- [Exercise instructions] Pull every line containing "work" out of the material below.

- [Provided material]
■ ■ ■ ■ ■
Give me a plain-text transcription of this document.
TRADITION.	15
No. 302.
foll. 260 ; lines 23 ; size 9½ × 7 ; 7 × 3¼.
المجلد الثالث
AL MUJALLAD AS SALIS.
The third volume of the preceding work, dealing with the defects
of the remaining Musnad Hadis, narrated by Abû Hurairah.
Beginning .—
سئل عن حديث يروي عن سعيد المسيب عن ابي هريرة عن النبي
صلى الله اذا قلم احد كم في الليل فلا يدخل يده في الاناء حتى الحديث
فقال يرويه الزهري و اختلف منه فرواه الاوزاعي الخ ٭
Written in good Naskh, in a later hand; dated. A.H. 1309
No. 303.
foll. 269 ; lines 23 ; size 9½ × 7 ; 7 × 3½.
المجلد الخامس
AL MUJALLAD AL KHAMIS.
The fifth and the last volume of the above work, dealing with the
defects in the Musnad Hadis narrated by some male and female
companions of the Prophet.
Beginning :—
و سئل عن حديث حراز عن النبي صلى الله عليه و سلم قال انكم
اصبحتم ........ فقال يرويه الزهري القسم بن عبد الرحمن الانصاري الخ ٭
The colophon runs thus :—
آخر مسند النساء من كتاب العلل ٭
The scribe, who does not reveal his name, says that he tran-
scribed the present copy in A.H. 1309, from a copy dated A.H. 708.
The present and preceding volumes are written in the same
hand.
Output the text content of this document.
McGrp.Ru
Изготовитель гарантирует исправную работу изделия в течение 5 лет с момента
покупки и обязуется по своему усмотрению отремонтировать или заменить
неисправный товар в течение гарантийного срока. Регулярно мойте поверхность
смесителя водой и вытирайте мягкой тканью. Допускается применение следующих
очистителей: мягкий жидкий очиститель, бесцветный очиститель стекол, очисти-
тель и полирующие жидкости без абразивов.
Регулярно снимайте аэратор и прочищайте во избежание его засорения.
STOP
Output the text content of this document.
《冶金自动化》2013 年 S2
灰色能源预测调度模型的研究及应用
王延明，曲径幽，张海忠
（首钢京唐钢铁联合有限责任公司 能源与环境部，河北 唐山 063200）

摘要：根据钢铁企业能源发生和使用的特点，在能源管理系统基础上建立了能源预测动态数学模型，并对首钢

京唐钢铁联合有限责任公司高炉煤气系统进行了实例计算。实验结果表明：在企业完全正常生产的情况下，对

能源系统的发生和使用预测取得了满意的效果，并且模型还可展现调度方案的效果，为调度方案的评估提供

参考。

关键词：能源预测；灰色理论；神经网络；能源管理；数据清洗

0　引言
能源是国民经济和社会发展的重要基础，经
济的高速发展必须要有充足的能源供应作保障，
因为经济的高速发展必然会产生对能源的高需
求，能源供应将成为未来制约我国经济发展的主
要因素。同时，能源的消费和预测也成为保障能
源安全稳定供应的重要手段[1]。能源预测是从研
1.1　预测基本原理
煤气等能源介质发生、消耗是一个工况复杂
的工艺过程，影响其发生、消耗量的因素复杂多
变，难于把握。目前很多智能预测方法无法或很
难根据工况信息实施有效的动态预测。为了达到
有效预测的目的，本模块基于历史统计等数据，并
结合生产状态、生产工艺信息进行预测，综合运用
■ ■ ■ ■ ■
- [Answer for this exercise]
The third volume of the preceding work, dealing with the defects
The fifth and the last volume of the above work, dealing with the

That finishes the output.